▸ Task
Gather each line in the entries that includes the string "xlabel".
-- Available data start --
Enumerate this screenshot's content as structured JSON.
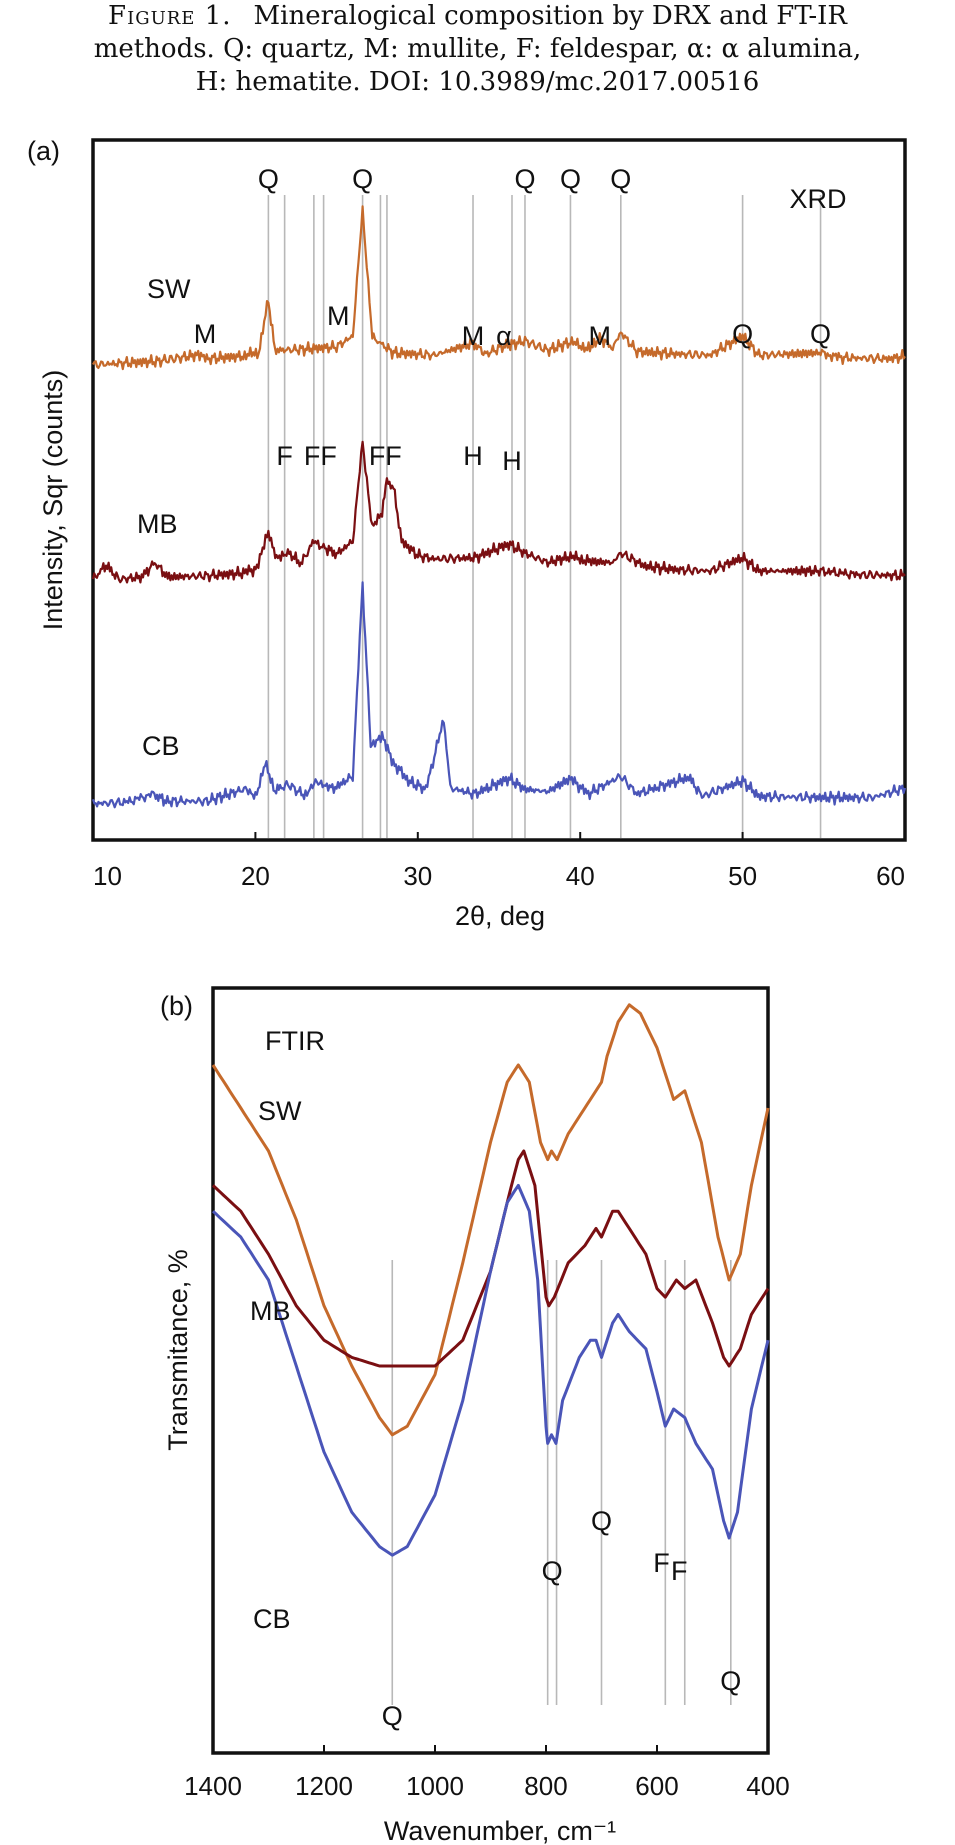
{
  "caption": {
    "figure_label": "Figure 1.",
    "line1": "Mineralogical composition by DRX and FT-IR",
    "line2": "methods. Q: quartz, M: mullite, F: feldespar, α: α alumina,",
    "line3": "H: hematite. DOI: 10.3989/mc.2017.00516"
  },
  "colors": {
    "SW": "#c56a2b",
    "MB": "#7a0f12",
    "CB": "#4a55b8",
    "refline": "#b8b8b8",
    "axis": "#111111"
  },
  "chart_data": [
    {
      "panel_label": "(a)",
      "title": "XRD",
      "type": "line",
      "xlabel": "2θ, deg",
      "ylabel": "Intensity, Sqr (counts)",
      "xlim": [
        10,
        60
      ],
      "xticks": [
        10,
        20,
        30,
        40,
        50,
        60
      ],
      "grid": false,
      "series": [
        {
          "name": "SW",
          "color": "#c56a2b",
          "points": [
            [
              10,
              42
            ],
            [
              14,
              48
            ],
            [
              16.3,
              58
            ],
            [
              17,
              52
            ],
            [
              19,
              56
            ],
            [
              20.2,
              62
            ],
            [
              20.8,
              150
            ],
            [
              21.2,
              66
            ],
            [
              23,
              68
            ],
            [
              25,
              72
            ],
            [
              26,
              90
            ],
            [
              26.6,
              300
            ],
            [
              27.2,
              88
            ],
            [
              28.5,
              62
            ],
            [
              31,
              58
            ],
            [
              33.4,
              78
            ],
            [
              34.2,
              60
            ],
            [
              35.2,
              72
            ],
            [
              36.6,
              82
            ],
            [
              38,
              66
            ],
            [
              39.4,
              80
            ],
            [
              40.6,
              68
            ],
            [
              41.2,
              88
            ],
            [
              42,
              70
            ],
            [
              42.5,
              96
            ],
            [
              43.5,
              64
            ],
            [
              46,
              60
            ],
            [
              48,
              58
            ],
            [
              50,
              90
            ],
            [
              51,
              58
            ],
            [
              54.8,
              62
            ],
            [
              56,
              54
            ],
            [
              59,
              52
            ],
            [
              60,
              56
            ]
          ]
        },
        {
          "name": "MB",
          "color": "#7a0f12",
          "points": [
            [
              10,
              46
            ],
            [
              10.8,
              70
            ],
            [
              11.6,
              46
            ],
            [
              13,
              50
            ],
            [
              13.8,
              74
            ],
            [
              14.6,
              50
            ],
            [
              17,
              52
            ],
            [
              19,
              56
            ],
            [
              20.1,
              64
            ],
            [
              20.8,
              125
            ],
            [
              21.3,
              80
            ],
            [
              22,
              92
            ],
            [
              22.8,
              72
            ],
            [
              23.6,
              110
            ],
            [
              24.2,
              100
            ],
            [
              25,
              88
            ],
            [
              26,
              110
            ],
            [
              26.6,
              275
            ],
            [
              27.2,
              130
            ],
            [
              27.8,
              160
            ],
            [
              28.1,
              210
            ],
            [
              28.5,
              200
            ],
            [
              29,
              110
            ],
            [
              30,
              86
            ],
            [
              31,
              80
            ],
            [
              33.5,
              82
            ],
            [
              35.6,
              105
            ],
            [
              36.6,
              90
            ],
            [
              38,
              74
            ],
            [
              39.4,
              84
            ],
            [
              40.6,
              76
            ],
            [
              42,
              74
            ],
            [
              42.5,
              90
            ],
            [
              44,
              68
            ],
            [
              46,
              62
            ],
            [
              48,
              60
            ],
            [
              50,
              82
            ],
            [
              51,
              60
            ],
            [
              54.8,
              60
            ],
            [
              57,
              54
            ],
            [
              60,
              52
            ]
          ]
        },
        {
          "name": "CB",
          "color": "#4a55b8",
          "points": [
            [
              10,
              24
            ],
            [
              12,
              26
            ],
            [
              13.7,
              40
            ],
            [
              14.5,
              28
            ],
            [
              17,
              28
            ],
            [
              19.3,
              48
            ],
            [
              20,
              36
            ],
            [
              20.6,
              90
            ],
            [
              21.2,
              46
            ],
            [
              22,
              56
            ],
            [
              23,
              38
            ],
            [
              23.7,
              62
            ],
            [
              24.4,
              50
            ],
            [
              25,
              52
            ],
            [
              26,
              70
            ],
            [
              26.6,
              390
            ],
            [
              27.1,
              120
            ],
            [
              27.8,
              140
            ],
            [
              28.4,
              95
            ],
            [
              29.5,
              60
            ],
            [
              30.5,
              48
            ],
            [
              31.6,
              165
            ],
            [
              32,
              50
            ],
            [
              33.5,
              40
            ],
            [
              35.6,
              66
            ],
            [
              36.6,
              48
            ],
            [
              38,
              44
            ],
            [
              39.4,
              66
            ],
            [
              40.5,
              40
            ],
            [
              42.5,
              70
            ],
            [
              43.5,
              40
            ],
            [
              46.7,
              68
            ],
            [
              47.5,
              36
            ],
            [
              50,
              62
            ],
            [
              51,
              36
            ],
            [
              55,
              34
            ],
            [
              58,
              34
            ],
            [
              60,
              50
            ]
          ]
        }
      ],
      "series_labels": [
        "SW",
        "MB",
        "CB"
      ],
      "reference_lines": [
        20.8,
        21.8,
        23.6,
        24.2,
        26.6,
        27.7,
        28.1,
        33.4,
        35.8,
        36.6,
        39.4,
        42.5,
        50.0,
        54.8
      ],
      "peak_labels": [
        {
          "text": "Q",
          "x": 20.8
        },
        {
          "text": "Q",
          "x": 26.6
        },
        {
          "text": "Q",
          "x": 36.6
        },
        {
          "text": "Q",
          "x": 39.4
        },
        {
          "text": "Q",
          "x": 42.5
        },
        {
          "text": "M",
          "x": 16.9
        },
        {
          "text": "M",
          "x": 25.1
        },
        {
          "text": "M",
          "x": 33.4
        },
        {
          "text": "α",
          "x": 35.3
        },
        {
          "text": "M",
          "x": 41.2
        },
        {
          "text": "Q",
          "x": 50.0
        },
        {
          "text": "Q",
          "x": 54.8
        },
        {
          "text": "F",
          "x": 21.8
        },
        {
          "text": "FF",
          "x": 24.0
        },
        {
          "text": "FF",
          "x": 28.0
        },
        {
          "text": "H",
          "x": 33.4
        },
        {
          "text": "H",
          "x": 35.8
        }
      ]
    },
    {
      "panel_label": "(b)",
      "title": "FTIR",
      "type": "line",
      "xlabel": "Wavenumber, cm⁻¹",
      "ylabel": "Transmitance, %",
      "xlim": [
        1400,
        400
      ],
      "xticks": [
        1400,
        1200,
        1000,
        800,
        600,
        400
      ],
      "grid": false,
      "series": [
        {
          "name": "SW",
          "color": "#c56a2b",
          "points": [
            [
              1400,
              80
            ],
            [
              1350,
              75
            ],
            [
              1300,
              70
            ],
            [
              1250,
              62
            ],
            [
              1200,
              52
            ],
            [
              1150,
              45
            ],
            [
              1100,
              39
            ],
            [
              1077,
              37
            ],
            [
              1050,
              38
            ],
            [
              1000,
              44
            ],
            [
              950,
              57
            ],
            [
              900,
              71
            ],
            [
              870,
              78
            ],
            [
              850,
              80
            ],
            [
              830,
              78
            ],
            [
              810,
              71
            ],
            [
              797,
              69
            ],
            [
              790,
              70
            ],
            [
              780,
              69
            ],
            [
              760,
              72
            ],
            [
              720,
              76
            ],
            [
              700,
              78
            ],
            [
              690,
              81
            ],
            [
              670,
              85
            ],
            [
              650,
              87
            ],
            [
              630,
              86
            ],
            [
              600,
              82
            ],
            [
              585,
              79
            ],
            [
              570,
              76
            ],
            [
              550,
              77
            ],
            [
              520,
              71
            ],
            [
              490,
              60
            ],
            [
              470,
              55
            ],
            [
              450,
              58
            ],
            [
              430,
              66
            ],
            [
              400,
              75
            ]
          ]
        },
        {
          "name": "MB",
          "color": "#7a0f12",
          "points": [
            [
              1400,
              66
            ],
            [
              1350,
              63
            ],
            [
              1300,
              58
            ],
            [
              1250,
              52
            ],
            [
              1200,
              48
            ],
            [
              1150,
              46
            ],
            [
              1100,
              45
            ],
            [
              1050,
              45
            ],
            [
              1000,
              45
            ],
            [
              950,
              48
            ],
            [
              900,
              56
            ],
            [
              870,
              64
            ],
            [
              850,
              69
            ],
            [
              840,
              70
            ],
            [
              820,
              66
            ],
            [
              800,
              53
            ],
            [
              795,
              52
            ],
            [
              785,
              53
            ],
            [
              760,
              57
            ],
            [
              730,
              59
            ],
            [
              710,
              61
            ],
            [
              700,
              60
            ],
            [
              680,
              63
            ],
            [
              670,
              63
            ],
            [
              650,
              61
            ],
            [
              620,
              58
            ],
            [
              600,
              54
            ],
            [
              585,
              53
            ],
            [
              565,
              55
            ],
            [
              550,
              54
            ],
            [
              530,
              55
            ],
            [
              500,
              50
            ],
            [
              480,
              46
            ],
            [
              470,
              45
            ],
            [
              450,
              47
            ],
            [
              430,
              51
            ],
            [
              400,
              54
            ]
          ]
        },
        {
          "name": "CB",
          "color": "#4a55b8",
          "points": [
            [
              1400,
              63
            ],
            [
              1350,
              60
            ],
            [
              1300,
              55
            ],
            [
              1250,
              45
            ],
            [
              1200,
              35
            ],
            [
              1150,
              28
            ],
            [
              1100,
              24
            ],
            [
              1077,
              23
            ],
            [
              1050,
              24
            ],
            [
              1000,
              30
            ],
            [
              950,
              41
            ],
            [
              900,
              56
            ],
            [
              870,
              64
            ],
            [
              850,
              66
            ],
            [
              830,
              63
            ],
            [
              815,
              55
            ],
            [
              800,
              38
            ],
            [
              797,
              36
            ],
            [
              790,
              37
            ],
            [
              782,
              36
            ],
            [
              770,
              41
            ],
            [
              740,
              46
            ],
            [
              720,
              48
            ],
            [
              710,
              48
            ],
            [
              700,
              46
            ],
            [
              680,
              50
            ],
            [
              670,
              51
            ],
            [
              650,
              49
            ],
            [
              620,
              47
            ],
            [
              600,
              42
            ],
            [
              585,
              38
            ],
            [
              570,
              40
            ],
            [
              550,
              39
            ],
            [
              530,
              36
            ],
            [
              500,
              33
            ],
            [
              480,
              27
            ],
            [
              470,
              25
            ],
            [
              455,
              28
            ],
            [
              430,
              40
            ],
            [
              400,
              48
            ]
          ]
        }
      ],
      "series_labels": [
        "SW",
        "MB",
        "CB"
      ],
      "reference_lines": [
        1077,
        797,
        781,
        700,
        585,
        550,
        467
      ],
      "peak_labels": [
        {
          "text": "Q",
          "x": 1077
        },
        {
          "text": "Q",
          "x": 789
        },
        {
          "text": "Q",
          "x": 700
        },
        {
          "text": "F",
          "x": 592
        },
        {
          "text": "F",
          "x": 560
        },
        {
          "text": "Q",
          "x": 467
        }
      ]
    }
  ]
}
-- Available data end --
▸ Solution for this problem
      "xlabel": "2θ, deg",
      "xlabel": "Wavenumber, cm⁻¹",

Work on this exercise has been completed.